[begin DATA PROVIDED]
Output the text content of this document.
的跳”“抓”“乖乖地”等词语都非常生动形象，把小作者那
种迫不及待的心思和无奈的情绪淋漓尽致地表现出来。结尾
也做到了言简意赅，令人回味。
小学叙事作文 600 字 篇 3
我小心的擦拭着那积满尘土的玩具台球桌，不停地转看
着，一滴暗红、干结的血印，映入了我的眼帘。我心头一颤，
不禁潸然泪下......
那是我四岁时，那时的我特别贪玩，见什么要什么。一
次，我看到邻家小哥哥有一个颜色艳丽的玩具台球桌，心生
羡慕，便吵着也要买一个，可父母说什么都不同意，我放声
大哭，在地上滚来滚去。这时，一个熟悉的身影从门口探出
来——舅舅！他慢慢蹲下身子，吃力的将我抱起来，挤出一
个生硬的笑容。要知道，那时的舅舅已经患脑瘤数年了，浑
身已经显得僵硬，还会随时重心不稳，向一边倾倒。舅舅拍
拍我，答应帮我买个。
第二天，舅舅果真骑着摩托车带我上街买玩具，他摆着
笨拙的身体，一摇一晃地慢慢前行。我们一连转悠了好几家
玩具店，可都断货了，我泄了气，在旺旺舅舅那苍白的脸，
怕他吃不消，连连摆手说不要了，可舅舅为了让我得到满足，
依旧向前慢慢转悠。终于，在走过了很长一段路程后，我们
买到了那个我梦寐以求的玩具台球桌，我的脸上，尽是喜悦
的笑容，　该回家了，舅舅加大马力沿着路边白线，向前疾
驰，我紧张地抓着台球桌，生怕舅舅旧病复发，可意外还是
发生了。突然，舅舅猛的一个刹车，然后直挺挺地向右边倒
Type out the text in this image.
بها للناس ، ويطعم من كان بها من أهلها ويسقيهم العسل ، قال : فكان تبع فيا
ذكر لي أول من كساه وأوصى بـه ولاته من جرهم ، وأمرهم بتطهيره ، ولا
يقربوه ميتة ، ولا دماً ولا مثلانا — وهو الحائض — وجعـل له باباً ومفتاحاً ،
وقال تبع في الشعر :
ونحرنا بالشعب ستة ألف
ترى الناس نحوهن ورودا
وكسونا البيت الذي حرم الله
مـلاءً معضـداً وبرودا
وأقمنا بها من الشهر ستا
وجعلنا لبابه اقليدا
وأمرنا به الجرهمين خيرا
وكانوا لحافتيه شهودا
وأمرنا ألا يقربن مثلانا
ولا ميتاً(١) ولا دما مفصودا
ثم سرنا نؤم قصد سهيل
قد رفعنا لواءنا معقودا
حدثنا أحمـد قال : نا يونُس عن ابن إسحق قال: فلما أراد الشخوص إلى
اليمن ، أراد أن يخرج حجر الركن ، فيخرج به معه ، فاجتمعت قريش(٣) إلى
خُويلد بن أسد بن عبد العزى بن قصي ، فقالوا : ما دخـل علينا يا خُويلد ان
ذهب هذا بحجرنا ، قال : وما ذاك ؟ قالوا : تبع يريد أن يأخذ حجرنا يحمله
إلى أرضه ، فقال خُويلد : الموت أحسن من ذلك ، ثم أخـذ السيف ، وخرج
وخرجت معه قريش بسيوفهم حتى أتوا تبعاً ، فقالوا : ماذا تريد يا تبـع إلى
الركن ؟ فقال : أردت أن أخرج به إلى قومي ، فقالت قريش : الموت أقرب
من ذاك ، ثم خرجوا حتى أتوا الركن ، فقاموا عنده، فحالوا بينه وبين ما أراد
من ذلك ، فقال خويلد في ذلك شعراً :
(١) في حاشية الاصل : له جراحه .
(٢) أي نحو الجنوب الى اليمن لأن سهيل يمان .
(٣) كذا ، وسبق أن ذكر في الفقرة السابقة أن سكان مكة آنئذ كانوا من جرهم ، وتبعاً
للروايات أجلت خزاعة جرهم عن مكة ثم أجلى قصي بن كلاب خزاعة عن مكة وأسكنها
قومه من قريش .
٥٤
[end DATA PROVIDED]
**PROBLEM TO WORK ON**
Extract each line from the listing above, please, and repeat it exactly.

**EXERCISE RESULT**
Output the text content of this document.
的跳”“抓”“乖乖地”等词语都非常生动形象，把小作者那
种迫不及待的心思和无奈的情绪淋漓尽致地表现出来。结尾
也做到了言简意赅，令人回味。
小学叙事作文 600 字 篇 3
我小心的擦拭着那积满尘土的玩具台球桌，不停地转看
着，一滴暗红、干结的血印，映入了我的眼帘。我心头一颤，
不禁潸然泪下......
那是我四岁时，那时的我特别贪玩，见什么要什么。一
次，我看到邻家小哥哥有一个颜色艳丽的玩具台球桌，心生
羡慕，便吵着也要买一个，可父母说什么都不同意，我放声
大哭，在地上滚来滚去。这时，一个熟悉的身影从门口探出
来——舅舅！他慢慢蹲下身子，吃力的将我抱起来，挤出一
个生硬的笑容。要知道，那时的舅舅已经患脑瘤数年了，浑
身已经显得僵硬，还会随时重心不稳，向一边倾倒。舅舅拍
拍我，答应帮我买个。
第二天，舅舅果真骑着摩托车带我上街买玩具，他摆着
笨拙的身体，一摇一晃地慢慢前行。我们一连转悠了好几家
玩具店，可都断货了，我泄了气，在旺旺舅舅那苍白的脸，
怕他吃不消，连连摆手说不要了，可舅舅为了让我得到满足，
依旧向前慢慢转悠。终于，在走过了很长一段路程后，我们
买到了那个我梦寐以求的玩具台球桌，我的脸上，尽是喜悦
的笑容，　该回家了，舅舅加大马力沿着路边白线，向前疾
驰，我紧张地抓着台球桌，生怕舅舅旧病复发，可意外还是
发生了。突然，舅舅猛的一个刹车，然后直挺挺地向右边倒
Type out the text in this image.
بها للناس ، ويطعم من كان بها من أهلها ويسقيهم العسل ، قال : فكان تبع فيا
ذكر لي أول من كساه وأوصى بـه ولاته من جرهم ، وأمرهم بتطهيره ، ولا
يقربوه ميتة ، ولا دماً ولا مثلانا — وهو الحائض — وجعـل له باباً ومفتاحاً ،
وقال تبع في الشعر :
ونحرنا بالشعب ستة ألف
ترى الناس نحوهن ورودا
وكسونا البيت الذي حرم الله
مـلاءً معضـداً وبرودا
وأقمنا بها من الشهر ستا
وجعلنا لبابه اقليدا
وأمرنا به الجرهمين خيرا
وكانوا لحافتيه شهودا
وأمرنا ألا يقربن مثلانا
ولا ميتاً(١) ولا دما مفصودا
ثم سرنا نؤم قصد سهيل
قد رفعنا لواءنا معقودا
حدثنا أحمـد قال : نا يونُس عن ابن إسحق قال: فلما أراد الشخوص إلى
اليمن ، أراد أن يخرج حجر الركن ، فيخرج به معه ، فاجتمعت قريش(٣) إلى
خُويلد بن أسد بن عبد العزى بن قصي ، فقالوا : ما دخـل علينا يا خُويلد ان
ذهب هذا بحجرنا ، قال : وما ذاك ؟ قالوا : تبع يريد أن يأخذ حجرنا يحمله
إلى أرضه ، فقال خُويلد : الموت أحسن من ذلك ، ثم أخـذ السيف ، وخرج
وخرجت معه قريش بسيوفهم حتى أتوا تبعاً ، فقالوا : ماذا تريد يا تبـع إلى
الركن ؟ فقال : أردت أن أخرج به إلى قومي ، فقالت قريش : الموت أقرب
من ذاك ، ثم خرجوا حتى أتوا الركن ، فقاموا عنده، فحالوا بينه وبين ما أراد
من ذلك ، فقال خويلد في ذلك شعراً :
(١) في حاشية الاصل : له جراحه .
(٢) أي نحو الجنوب الى اليمن لأن سهيل يمان .
(٣) كذا ، وسبق أن ذكر في الفقرة السابقة أن سكان مكة آنئذ كانوا من جرهم ، وتبعاً
للروايات أجلت خزاعة جرهم عن مكة ثم أجلى قصي بن كلاب خزاعة عن مكة وأسكنها
قومه من قريش .
٥٤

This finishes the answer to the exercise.